begin

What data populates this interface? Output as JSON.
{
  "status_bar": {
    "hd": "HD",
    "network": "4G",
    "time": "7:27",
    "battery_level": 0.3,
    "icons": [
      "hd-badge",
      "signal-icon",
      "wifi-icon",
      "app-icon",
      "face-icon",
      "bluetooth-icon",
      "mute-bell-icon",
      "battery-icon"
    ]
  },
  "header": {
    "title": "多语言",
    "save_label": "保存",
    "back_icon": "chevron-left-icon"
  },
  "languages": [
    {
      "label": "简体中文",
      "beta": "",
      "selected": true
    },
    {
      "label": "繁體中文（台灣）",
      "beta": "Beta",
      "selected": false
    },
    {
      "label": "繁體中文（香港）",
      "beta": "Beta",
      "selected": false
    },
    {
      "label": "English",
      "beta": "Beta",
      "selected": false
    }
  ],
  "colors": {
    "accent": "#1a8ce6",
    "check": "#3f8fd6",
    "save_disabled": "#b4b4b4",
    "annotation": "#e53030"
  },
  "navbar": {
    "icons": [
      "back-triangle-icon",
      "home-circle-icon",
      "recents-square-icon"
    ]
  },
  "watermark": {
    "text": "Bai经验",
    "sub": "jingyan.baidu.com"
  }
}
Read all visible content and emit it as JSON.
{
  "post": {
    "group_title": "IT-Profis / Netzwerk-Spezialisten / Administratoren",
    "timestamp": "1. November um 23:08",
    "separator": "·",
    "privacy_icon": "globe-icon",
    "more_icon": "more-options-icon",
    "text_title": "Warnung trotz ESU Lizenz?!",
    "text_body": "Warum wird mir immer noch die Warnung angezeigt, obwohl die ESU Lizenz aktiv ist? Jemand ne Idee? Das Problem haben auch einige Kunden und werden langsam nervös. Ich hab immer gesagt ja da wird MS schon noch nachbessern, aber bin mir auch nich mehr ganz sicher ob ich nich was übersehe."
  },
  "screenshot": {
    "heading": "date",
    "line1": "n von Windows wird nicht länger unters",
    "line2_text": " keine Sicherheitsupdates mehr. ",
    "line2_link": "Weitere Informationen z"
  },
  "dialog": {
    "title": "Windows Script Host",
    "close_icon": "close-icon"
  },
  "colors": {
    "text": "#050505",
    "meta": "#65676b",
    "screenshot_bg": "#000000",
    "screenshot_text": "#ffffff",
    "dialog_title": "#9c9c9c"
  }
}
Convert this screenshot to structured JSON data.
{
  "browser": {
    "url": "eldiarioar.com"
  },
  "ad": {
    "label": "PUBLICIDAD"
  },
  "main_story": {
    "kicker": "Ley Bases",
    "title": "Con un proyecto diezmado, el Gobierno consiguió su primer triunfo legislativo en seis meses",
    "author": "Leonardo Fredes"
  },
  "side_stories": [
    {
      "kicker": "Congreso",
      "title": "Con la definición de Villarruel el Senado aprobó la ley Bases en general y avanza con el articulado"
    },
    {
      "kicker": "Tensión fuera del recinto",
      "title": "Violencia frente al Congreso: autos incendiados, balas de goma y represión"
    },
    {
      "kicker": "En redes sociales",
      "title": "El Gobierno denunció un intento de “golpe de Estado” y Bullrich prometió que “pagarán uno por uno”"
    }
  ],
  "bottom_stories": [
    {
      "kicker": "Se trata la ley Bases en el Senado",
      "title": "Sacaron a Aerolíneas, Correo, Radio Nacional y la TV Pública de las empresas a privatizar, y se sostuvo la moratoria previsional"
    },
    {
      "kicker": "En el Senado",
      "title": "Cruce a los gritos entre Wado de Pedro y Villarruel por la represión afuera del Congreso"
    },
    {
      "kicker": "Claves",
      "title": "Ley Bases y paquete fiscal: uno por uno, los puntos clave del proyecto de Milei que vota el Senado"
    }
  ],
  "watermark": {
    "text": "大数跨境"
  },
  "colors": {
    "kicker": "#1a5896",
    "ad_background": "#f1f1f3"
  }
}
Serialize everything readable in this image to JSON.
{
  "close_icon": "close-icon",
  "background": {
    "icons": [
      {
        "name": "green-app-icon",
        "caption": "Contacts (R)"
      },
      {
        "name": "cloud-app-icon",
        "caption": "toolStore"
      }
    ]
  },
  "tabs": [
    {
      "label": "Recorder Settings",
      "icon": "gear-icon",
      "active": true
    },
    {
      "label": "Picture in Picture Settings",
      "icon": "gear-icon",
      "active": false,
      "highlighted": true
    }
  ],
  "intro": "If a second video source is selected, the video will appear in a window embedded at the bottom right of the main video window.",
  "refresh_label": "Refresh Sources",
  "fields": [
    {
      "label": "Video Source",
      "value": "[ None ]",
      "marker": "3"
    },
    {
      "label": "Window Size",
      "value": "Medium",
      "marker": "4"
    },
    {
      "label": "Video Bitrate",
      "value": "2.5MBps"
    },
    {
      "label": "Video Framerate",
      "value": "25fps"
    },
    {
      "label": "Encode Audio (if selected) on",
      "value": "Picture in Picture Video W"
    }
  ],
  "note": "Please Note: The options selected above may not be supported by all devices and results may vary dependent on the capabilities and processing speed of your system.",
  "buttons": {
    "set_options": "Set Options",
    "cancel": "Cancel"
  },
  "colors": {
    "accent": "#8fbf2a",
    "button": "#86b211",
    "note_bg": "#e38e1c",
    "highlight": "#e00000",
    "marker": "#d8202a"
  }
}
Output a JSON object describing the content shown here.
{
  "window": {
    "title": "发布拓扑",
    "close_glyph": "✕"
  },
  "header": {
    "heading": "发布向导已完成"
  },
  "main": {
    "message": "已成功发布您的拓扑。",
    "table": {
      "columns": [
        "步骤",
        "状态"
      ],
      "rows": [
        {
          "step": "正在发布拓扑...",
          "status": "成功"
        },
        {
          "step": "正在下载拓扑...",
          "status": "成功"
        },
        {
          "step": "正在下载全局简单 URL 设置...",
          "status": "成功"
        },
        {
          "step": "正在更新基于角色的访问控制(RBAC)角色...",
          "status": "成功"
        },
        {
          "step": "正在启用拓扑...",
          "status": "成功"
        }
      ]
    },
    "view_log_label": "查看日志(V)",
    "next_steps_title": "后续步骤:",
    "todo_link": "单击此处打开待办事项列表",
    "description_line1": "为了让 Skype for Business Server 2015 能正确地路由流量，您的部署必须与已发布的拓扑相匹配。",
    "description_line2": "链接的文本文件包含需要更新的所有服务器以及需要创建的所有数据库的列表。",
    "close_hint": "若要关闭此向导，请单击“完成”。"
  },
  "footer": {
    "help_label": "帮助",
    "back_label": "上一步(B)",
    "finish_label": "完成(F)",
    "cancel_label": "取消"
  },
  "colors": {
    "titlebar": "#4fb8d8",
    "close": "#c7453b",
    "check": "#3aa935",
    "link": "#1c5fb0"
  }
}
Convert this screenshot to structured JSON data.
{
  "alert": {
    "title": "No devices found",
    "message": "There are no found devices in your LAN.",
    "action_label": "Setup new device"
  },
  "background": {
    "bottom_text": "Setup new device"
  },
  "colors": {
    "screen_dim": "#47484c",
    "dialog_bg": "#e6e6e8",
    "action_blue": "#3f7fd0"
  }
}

end

## WHAT IS ASKED
Copy all of the data exactly.

## SOLUTION TO THE PROBLEM
What data populates this interface? Output as JSON.
{
  "status_bar": {
    "hd": "HD",
    "network": "4G",
    "time": "7:27",
    "battery_level": 0.3,
    "icons": [
      "hd-badge",
      "signal-icon",
      "wifi-icon",
      "app-icon",
      "face-icon",
      "bluetooth-icon",
      "mute-bell-icon",
      "battery-icon"
    ]
  },
  "header": {
    "title": "多语言",
    "save_label": "保存",
    "back_icon": "chevron-left-icon"
  },
  "languages": [
    {
      "label": "简体中文",
      "beta": "",
      "selected": true
    },
    {
      "label": "繁體中文（台灣）",
      "beta": "Beta",
      "selected": false
    },
    {
      "label": "繁體中文（香港）",
      "beta": "Beta",
      "selected": false
    },
    {
      "label": "English",
      "beta": "Beta",
      "selected": false
    }
  ],
  "colors": {
    "accent": "#1a8ce6",
    "check": "#3f8fd6",
    "save_disabled": "#b4b4b4",
    "annotation": "#e53030"
  },
  "navbar": {
    "icons": [
      "back-triangle-icon",
      "home-circle-icon",
      "recents-square-icon"
    ]
  },
  "watermark": {
    "text": "Bai经验",
    "sub": "jingyan.baidu.com"
  }
}
Read all visible content and emit it as JSON.
{
  "post": {
    "group_title": "IT-Profis / Netzwerk-Spezialisten / Administratoren",
    "timestamp": "1. November um 23:08",
    "separator": "·",
    "privacy_icon": "globe-icon",
    "more_icon": "more-options-icon",
    "text_title": "Warnung trotz ESU Lizenz?!",
    "text_body": "Warum wird mir immer noch die Warnung angezeigt, obwohl die ESU Lizenz aktiv ist? Jemand ne Idee? Das Problem haben auch einige Kunden und werden langsam nervös. Ich hab immer gesagt ja da wird MS schon noch nachbessern, aber bin mir auch nich mehr ganz sicher ob ich nich was übersehe."
  },
  "screenshot": {
    "heading": "date",
    "line1": "n von Windows wird nicht länger unters",
    "line2_text": " keine Sicherheitsupdates mehr. ",
    "line2_link": "Weitere Informationen z"
  },
  "dialog": {
    "title": "Windows Script Host",
    "close_icon": "close-icon"
  },
  "colors": {
    "text": "#050505",
    "meta": "#65676b",
    "screenshot_bg": "#000000",
    "screenshot_text": "#ffffff",
    "dialog_title": "#9c9c9c"
  }
}
Convert this screenshot to structured JSON data.
{
  "browser": {
    "url": "eldiarioar.com"
  },
  "ad": {
    "label": "PUBLICIDAD"
  },
  "main_story": {
    "kicker": "Ley Bases",
    "title": "Con un proyecto diezmado, el Gobierno consiguió su primer triunfo legislativo en seis meses",
    "author": "Leonardo Fredes"
  },
  "side_stories": [
    {
      "kicker": "Congreso",
      "title": "Con la definición de Villarruel el Senado aprobó la ley Bases en general y avanza con el articulado"
    },
    {
      "kicker": "Tensión fuera del recinto",
      "title": "Violencia frente al Congreso: autos incendiados, balas de goma y represión"
    },
    {
      "kicker": "En redes sociales",
      "title": "El Gobierno denunció un intento de “golpe de Estado” y Bullrich prometió que “pagarán uno por uno”"
    }
  ],
  "bottom_stories": [
    {
      "kicker": "Se trata la ley Bases en el Senado",
      "title": "Sacaron a Aerolíneas, Correo, Radio Nacional y la TV Pública de las empresas a privatizar, y se sostuvo la moratoria previsional"
    },
    {
      "kicker": "En el Senado",
      "title": "Cruce a los gritos entre Wado de Pedro y Villarruel por la represión afuera del Congreso"
    },
    {
      "kicker": "Claves",
      "title": "Ley Bases y paquete fiscal: uno por uno, los puntos clave del proyecto de Milei que vota el Senado"
    }
  ],
  "watermark": {
    "text": "大数跨境"
  },
  "colors": {
    "kicker": "#1a5896",
    "ad_background": "#f1f1f3"
  }
}
Serialize everything readable in this image to JSON.
{
  "close_icon": "close-icon",
  "background": {
    "icons": [
      {
        "name": "green-app-icon",
        "caption": "Contacts (R)"
      },
      {
        "name": "cloud-app-icon",
        "caption": "toolStore"
      }
    ]
  },
  "tabs": [
    {
      "label": "Recorder Settings",
      "icon": "gear-icon",
      "active": true
    },
    {
      "label": "Picture in Picture Settings",
      "icon": "gear-icon",
      "active": false,
      "highlighted": true
    }
  ],
  "intro": "If a second video source is selected, the video will appear in a window embedded at the bottom right of the main video window.",
  "refresh_label": "Refresh Sources",
  "fields": [
    {
      "label": "Video Source",
      "value": "[ None ]",
      "marker": "3"
    },
    {
      "label": "Window Size",
      "value": "Medium",
      "marker": "4"
    },
    {
      "label": "Video Bitrate",
      "value": "2.5MBps"
    },
    {
      "label": "Video Framerate",
      "value": "25fps"
    },
    {
      "label": "Encode Audio (if selected) on",
      "value": "Picture in Picture Video W"
    }
  ],
  "note": "Please Note: The options selected above may not be supported by all devices and results may vary dependent on the capabilities and processing speed of your system.",
  "buttons": {
    "set_options": "Set Options",
    "cancel": "Cancel"
  },
  "colors": {
    "accent": "#8fbf2a",
    "button": "#86b211",
    "note_bg": "#e38e1c",
    "highlight": "#e00000",
    "marker": "#d8202a"
  }
}
Output a JSON object describing the content shown here.
{
  "window": {
    "title": "发布拓扑",
    "close_glyph": "✕"
  },
  "header": {
    "heading": "发布向导已完成"
  },
  "main": {
    "message": "已成功发布您的拓扑。",
    "table": {
      "columns": [
        "步骤",
        "状态"
      ],
      "rows": [
        {
          "step": "正在发布拓扑...",
          "status": "成功"
        },
        {
          "step": "正在下载拓扑...",
          "status": "成功"
        },
        {
          "step": "正在下载全局简单 URL 设置...",
          "status": "成功"
        },
        {
          "step": "正在更新基于角色的访问控制(RBAC)角色...",
          "status": "成功"
        },
        {
          "step": "正在启用拓扑...",
          "status": "成功"
        }
      ]
    },
    "view_log_label": "查看日志(V)",
    "next_steps_title": "后续步骤:",
    "todo_link": "单击此处打开待办事项列表",
    "description_line1": "为了让 Skype for Business Server 2015 能正确地路由流量，您的部署必须与已发布的拓扑相匹配。",
    "description_line2": "链接的文本文件包含需要更新的所有服务器以及需要创建的所有数据库的列表。",
    "close_hint": "若要关闭此向导，请单击“完成”。"
  },
  "footer": {
    "help_label": "帮助",
    "back_label": "上一步(B)",
    "finish_label": "完成(F)",
    "cancel_label": "取消"
  },
  "colors": {
    "titlebar": "#4fb8d8",
    "close": "#c7453b",
    "check": "#3aa935",
    "link": "#1c5fb0"
  }
}
Convert this screenshot to structured JSON data.
{
  "alert": {
    "title": "No devices found",
    "message": "There are no found devices in your LAN.",
    "action_label": "Setup new device"
  },
  "background": {
    "bottom_text": "Setup new device"
  },
  "colors": {
    "screen_dim": "#47484c",
    "dialog_bg": "#e6e6e8",
    "action_blue": "#3f7fd0"
  }
}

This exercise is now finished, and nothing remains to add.